## Goal of the exercise
Return each line of the listing that contains the string "name".

─── Data listing

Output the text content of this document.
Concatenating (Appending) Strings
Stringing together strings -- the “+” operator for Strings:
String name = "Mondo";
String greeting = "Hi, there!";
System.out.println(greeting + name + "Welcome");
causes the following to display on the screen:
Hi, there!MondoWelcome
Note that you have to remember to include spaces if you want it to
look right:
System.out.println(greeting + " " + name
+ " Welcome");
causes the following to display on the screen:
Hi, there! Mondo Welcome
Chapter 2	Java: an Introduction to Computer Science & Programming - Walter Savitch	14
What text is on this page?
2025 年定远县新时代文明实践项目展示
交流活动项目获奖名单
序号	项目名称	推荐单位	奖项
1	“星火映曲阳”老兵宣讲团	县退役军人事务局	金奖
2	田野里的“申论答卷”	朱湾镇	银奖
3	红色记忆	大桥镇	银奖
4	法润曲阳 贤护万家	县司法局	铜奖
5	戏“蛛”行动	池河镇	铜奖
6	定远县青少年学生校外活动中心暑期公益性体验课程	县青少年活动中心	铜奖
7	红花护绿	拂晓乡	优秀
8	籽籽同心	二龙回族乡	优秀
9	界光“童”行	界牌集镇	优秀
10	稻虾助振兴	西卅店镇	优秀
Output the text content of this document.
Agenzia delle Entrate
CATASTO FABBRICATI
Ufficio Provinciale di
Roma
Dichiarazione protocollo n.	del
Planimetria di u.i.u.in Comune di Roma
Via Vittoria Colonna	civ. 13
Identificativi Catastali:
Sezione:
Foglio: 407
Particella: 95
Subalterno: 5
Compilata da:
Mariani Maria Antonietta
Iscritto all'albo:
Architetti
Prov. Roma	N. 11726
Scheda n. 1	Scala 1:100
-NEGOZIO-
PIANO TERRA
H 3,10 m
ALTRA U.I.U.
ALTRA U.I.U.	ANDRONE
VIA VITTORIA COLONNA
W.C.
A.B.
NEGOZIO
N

──────

## Response
String name = "Mondo";
System.out.println(greeting + name + "Welcome");
System.out.println(greeting + " " + name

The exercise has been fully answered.